● How to complete this task
Within the material below, find each line bearing the word "preterm" and present it.

● Task input

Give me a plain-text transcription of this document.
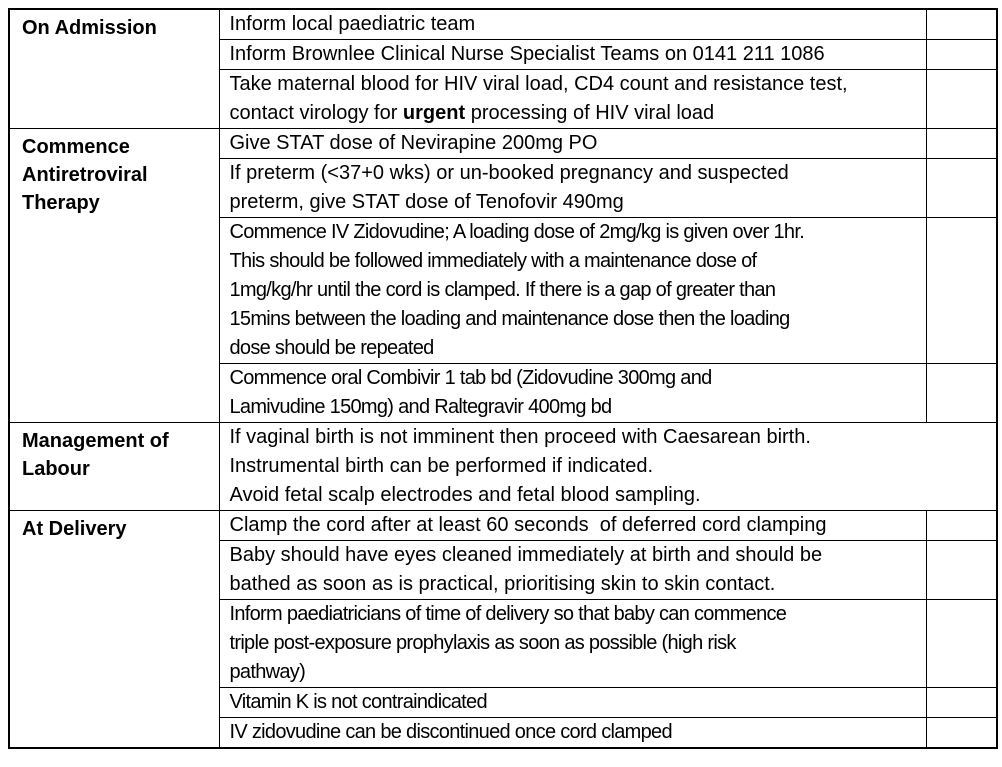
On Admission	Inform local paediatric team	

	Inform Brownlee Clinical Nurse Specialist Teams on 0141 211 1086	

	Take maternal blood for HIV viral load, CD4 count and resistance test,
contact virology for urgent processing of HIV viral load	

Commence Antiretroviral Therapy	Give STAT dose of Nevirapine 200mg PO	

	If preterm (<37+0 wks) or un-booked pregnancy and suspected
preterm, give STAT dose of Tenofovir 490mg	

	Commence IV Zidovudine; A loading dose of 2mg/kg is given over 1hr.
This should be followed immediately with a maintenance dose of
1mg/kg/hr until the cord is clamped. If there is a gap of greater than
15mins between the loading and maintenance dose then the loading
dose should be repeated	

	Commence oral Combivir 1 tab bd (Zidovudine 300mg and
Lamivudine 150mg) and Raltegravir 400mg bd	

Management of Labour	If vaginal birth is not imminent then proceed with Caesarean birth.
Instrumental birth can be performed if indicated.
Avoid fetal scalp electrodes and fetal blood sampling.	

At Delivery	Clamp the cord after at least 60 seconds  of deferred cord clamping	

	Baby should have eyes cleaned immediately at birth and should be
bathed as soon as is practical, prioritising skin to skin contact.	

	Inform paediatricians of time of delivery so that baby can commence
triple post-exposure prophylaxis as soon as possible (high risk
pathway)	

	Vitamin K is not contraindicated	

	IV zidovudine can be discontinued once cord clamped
---
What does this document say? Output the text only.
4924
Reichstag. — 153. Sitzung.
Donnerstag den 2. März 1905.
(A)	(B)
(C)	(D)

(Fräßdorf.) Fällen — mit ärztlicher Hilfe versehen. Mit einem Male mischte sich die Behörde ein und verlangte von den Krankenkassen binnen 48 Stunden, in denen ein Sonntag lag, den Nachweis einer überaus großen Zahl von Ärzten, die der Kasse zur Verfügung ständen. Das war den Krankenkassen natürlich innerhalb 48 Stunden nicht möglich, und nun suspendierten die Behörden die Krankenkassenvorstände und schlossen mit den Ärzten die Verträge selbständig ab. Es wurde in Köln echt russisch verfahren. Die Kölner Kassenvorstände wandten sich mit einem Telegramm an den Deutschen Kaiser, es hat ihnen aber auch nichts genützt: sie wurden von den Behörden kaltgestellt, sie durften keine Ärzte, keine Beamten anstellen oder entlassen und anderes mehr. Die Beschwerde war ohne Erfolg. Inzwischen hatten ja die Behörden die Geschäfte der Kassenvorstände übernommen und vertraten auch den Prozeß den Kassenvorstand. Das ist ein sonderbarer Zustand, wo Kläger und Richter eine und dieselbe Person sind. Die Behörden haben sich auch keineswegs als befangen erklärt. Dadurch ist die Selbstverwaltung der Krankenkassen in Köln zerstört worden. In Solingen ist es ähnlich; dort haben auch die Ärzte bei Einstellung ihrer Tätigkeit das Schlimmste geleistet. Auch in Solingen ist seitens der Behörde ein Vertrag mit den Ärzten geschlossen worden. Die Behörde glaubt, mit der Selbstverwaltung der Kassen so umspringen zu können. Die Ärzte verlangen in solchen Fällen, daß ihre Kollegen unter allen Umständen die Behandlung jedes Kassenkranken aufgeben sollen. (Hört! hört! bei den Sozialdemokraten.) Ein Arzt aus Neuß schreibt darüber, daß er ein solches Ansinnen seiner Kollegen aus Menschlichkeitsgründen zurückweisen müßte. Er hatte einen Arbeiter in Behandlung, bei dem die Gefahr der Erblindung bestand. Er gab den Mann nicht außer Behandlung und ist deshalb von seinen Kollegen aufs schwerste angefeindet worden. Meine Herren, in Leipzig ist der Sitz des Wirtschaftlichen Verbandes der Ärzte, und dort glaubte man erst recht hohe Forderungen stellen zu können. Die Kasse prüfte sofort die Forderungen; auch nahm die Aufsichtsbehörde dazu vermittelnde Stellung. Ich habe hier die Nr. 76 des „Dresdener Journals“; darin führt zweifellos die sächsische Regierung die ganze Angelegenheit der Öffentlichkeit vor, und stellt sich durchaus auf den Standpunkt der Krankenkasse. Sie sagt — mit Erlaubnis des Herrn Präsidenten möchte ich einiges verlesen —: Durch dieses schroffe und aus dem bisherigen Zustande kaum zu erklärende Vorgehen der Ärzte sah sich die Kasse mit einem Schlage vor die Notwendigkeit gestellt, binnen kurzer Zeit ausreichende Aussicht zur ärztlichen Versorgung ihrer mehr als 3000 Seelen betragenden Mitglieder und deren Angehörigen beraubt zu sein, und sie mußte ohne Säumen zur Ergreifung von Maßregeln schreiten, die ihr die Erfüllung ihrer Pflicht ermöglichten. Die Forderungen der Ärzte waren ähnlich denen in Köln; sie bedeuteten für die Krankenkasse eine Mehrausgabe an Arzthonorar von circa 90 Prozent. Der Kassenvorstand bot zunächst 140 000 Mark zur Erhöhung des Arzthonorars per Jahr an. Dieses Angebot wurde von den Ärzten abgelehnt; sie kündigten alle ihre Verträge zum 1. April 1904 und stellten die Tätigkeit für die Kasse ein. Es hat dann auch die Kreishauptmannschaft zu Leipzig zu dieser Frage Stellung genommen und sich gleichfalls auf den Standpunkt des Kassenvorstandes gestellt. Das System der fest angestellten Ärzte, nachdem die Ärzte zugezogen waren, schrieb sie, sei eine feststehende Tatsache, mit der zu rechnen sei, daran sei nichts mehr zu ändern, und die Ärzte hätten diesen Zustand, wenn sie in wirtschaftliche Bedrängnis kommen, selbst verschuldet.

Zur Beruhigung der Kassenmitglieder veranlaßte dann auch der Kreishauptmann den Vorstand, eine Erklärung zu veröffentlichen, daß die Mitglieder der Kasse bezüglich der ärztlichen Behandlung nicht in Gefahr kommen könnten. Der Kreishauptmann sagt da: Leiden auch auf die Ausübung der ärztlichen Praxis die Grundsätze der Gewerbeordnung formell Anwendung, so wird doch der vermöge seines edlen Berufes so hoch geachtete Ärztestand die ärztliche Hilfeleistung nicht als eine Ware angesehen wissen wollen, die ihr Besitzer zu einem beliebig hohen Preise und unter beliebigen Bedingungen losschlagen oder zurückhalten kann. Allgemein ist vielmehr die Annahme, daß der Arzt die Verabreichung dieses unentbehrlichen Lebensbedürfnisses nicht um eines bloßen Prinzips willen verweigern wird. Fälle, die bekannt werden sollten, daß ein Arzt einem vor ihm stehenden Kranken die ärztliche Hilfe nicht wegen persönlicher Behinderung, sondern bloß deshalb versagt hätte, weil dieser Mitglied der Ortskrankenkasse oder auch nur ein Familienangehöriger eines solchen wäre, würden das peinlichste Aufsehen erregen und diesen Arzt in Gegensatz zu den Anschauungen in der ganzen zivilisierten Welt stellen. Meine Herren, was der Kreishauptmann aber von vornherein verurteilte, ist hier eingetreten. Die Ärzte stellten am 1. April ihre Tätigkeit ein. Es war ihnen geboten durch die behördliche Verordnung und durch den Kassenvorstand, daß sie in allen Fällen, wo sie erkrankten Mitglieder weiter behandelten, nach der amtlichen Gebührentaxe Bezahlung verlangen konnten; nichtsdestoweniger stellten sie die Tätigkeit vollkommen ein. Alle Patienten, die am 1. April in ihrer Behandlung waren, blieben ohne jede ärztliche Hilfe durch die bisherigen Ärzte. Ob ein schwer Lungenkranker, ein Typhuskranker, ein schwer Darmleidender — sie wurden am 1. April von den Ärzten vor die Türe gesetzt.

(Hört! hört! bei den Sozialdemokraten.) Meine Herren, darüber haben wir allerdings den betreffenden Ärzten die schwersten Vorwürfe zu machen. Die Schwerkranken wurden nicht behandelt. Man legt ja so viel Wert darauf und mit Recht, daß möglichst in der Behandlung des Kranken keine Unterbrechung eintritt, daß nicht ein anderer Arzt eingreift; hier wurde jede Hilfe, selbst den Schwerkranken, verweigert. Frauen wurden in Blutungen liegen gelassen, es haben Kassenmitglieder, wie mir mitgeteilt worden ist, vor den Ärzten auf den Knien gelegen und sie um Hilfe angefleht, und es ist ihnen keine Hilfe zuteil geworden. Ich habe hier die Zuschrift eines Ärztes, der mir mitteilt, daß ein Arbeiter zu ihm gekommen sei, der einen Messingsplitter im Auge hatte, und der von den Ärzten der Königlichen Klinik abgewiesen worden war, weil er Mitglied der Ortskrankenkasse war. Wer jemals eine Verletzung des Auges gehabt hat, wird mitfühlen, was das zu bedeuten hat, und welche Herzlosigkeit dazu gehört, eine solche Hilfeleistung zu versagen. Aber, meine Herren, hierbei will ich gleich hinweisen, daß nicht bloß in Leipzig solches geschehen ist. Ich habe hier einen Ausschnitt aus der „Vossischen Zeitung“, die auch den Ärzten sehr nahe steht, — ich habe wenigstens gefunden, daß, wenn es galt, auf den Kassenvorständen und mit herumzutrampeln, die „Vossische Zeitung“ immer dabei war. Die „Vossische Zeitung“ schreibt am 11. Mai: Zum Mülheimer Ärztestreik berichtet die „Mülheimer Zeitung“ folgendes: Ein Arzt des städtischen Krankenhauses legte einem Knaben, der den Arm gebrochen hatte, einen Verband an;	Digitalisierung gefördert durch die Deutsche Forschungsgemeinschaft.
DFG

● Result for this exercise
	If preterm (<37+0 wks) or un-booked pregnancy and suspected
preterm, give STAT dose of Tenofovir 490mg	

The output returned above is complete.